Dataset =>
○ ○ ○ ○

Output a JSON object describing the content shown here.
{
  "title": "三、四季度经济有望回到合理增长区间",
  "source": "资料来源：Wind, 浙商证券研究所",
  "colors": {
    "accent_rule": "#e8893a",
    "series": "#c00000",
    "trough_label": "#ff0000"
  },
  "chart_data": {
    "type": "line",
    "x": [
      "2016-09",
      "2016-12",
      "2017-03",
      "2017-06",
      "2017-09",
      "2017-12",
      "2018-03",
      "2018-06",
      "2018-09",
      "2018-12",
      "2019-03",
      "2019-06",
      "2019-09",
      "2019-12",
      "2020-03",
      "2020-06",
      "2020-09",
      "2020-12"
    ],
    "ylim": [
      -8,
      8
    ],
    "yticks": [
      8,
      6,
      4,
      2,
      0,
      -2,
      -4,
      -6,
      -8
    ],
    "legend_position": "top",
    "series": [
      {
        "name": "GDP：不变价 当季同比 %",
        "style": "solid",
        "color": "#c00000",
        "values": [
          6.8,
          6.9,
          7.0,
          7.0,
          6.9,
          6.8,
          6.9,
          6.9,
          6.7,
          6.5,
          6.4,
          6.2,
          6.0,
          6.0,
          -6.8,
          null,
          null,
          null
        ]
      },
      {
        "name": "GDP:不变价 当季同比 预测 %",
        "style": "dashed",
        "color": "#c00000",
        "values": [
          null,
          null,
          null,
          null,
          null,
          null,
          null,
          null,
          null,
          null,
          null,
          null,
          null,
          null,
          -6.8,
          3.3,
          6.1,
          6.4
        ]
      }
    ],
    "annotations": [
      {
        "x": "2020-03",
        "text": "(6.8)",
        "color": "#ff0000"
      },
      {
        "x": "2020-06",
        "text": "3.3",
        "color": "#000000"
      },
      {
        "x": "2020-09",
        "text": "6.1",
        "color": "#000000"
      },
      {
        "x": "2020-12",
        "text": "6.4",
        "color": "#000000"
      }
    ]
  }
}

○ ○ ○ ○

Aim of the exercise => Your task is to retype all of the records exactly.

Solution to this task =>
Output a JSON object describing the content shown here.
{
  "title": "三、四季度经济有望回到合理增长区间",
  "source": "资料来源：Wind, 浙商证券研究所",
  "colors": {
    "accent_rule": "#e8893a",
    "series": "#c00000",
    "trough_label": "#ff0000"
  },
  "chart_data": {
    "type": "line",
    "x": [
      "2016-09",
      "2016-12",
      "2017-03",
      "2017-06",
      "2017-09",
      "2017-12",
      "2018-03",
      "2018-06",
      "2018-09",
      "2018-12",
      "2019-03",
      "2019-06",
      "2019-09",
      "2019-12",
      "2020-03",
      "2020-06",
      "2020-09",
      "2020-12"
    ],
    "ylim": [
      -8,
      8
    ],
    "yticks": [
      8,
      6,
      4,
      2,
      0,
      -2,
      -4,
      -6,
      -8
    ],
    "legend_position": "top",
    "series": [
      {
        "name": "GDP：不变价 当季同比 %",
        "style": "solid",
        "color": "#c00000",
        "values": [
          6.8,
          6.9,
          7.0,
          7.0,
          6.9,
          6.8,
          6.9,
          6.9,
          6.7,
          6.5,
          6.4,
          6.2,
          6.0,
          6.0,
          -6.8,
          null,
          null,
          null
        ]
      },
      {
        "name": "GDP:不变价 当季同比 预测 %",
        "style": "dashed",
        "color": "#c00000",
        "values": [
          null,
          null,
          null,
          null,
          null,
          null,
          null,
          null,
          null,
          null,
          null,
          null,
          null,
          null,
          -6.8,
          3.3,
          6.1,
          6.4
        ]
      }
    ],
    "annotations": [
      {
        "x": "2020-03",
        "text": "(6.8)",
        "color": "#ff0000"
      },
      {
        "x": "2020-06",
        "text": "3.3",
        "color": "#000000"
      },
      {
        "x": "2020-09",
        "text": "6.1",
        "color": "#000000"
      },
      {
        "x": "2020-12",
        "text": "6.4",
        "color": "#000000"
      }
    ]
  }
}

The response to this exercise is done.